-- begin Supplied records --

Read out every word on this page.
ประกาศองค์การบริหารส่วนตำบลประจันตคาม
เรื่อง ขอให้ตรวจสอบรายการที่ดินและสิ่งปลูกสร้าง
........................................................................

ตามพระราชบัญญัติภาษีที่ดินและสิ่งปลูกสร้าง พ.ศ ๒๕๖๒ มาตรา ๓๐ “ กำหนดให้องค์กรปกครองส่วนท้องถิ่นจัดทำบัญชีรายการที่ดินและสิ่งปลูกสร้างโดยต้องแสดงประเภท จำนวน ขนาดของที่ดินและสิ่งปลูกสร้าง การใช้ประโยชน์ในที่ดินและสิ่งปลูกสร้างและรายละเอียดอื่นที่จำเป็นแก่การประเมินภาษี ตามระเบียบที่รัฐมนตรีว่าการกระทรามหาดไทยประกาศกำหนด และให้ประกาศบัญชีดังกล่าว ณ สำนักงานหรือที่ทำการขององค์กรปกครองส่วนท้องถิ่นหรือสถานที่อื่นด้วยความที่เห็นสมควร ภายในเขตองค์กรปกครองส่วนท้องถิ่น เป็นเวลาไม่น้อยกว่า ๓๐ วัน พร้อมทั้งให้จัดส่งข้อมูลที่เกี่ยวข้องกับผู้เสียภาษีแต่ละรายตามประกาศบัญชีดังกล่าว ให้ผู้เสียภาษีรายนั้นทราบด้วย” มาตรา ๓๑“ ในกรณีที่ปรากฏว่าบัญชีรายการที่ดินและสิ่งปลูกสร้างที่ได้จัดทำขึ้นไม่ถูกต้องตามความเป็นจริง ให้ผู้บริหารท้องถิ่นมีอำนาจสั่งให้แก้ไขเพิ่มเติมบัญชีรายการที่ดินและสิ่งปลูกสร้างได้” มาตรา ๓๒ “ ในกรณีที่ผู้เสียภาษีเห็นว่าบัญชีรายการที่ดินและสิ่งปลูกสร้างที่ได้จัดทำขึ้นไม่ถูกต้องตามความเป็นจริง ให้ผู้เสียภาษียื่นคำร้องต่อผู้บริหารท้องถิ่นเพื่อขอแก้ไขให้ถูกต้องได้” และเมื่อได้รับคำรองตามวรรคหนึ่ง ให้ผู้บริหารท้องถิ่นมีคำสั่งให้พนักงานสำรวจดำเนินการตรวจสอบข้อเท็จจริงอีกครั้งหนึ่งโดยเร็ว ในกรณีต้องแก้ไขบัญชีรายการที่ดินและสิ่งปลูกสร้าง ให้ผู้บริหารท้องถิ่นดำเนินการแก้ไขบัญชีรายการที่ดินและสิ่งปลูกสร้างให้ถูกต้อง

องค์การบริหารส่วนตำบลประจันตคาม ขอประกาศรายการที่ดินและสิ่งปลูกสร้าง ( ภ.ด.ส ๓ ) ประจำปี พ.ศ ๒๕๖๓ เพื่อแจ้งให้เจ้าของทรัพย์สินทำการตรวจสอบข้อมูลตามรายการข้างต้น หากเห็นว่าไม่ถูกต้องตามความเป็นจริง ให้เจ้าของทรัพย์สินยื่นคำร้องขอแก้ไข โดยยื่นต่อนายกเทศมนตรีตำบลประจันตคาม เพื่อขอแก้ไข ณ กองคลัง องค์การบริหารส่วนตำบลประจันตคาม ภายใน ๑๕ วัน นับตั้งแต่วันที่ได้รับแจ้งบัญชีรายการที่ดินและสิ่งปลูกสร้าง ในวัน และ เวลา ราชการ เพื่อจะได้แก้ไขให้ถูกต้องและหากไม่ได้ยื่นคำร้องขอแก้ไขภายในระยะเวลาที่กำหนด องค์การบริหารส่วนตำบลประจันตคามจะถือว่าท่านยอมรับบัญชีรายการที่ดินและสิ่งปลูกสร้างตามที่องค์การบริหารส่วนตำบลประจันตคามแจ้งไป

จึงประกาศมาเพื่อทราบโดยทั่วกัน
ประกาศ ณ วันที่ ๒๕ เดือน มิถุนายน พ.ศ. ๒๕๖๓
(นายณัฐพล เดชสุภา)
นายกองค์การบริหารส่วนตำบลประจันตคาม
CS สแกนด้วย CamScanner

-- end Supplied records --

Count how many lines above include the word "นตคาม" and answer with that figure only.

Written response: 3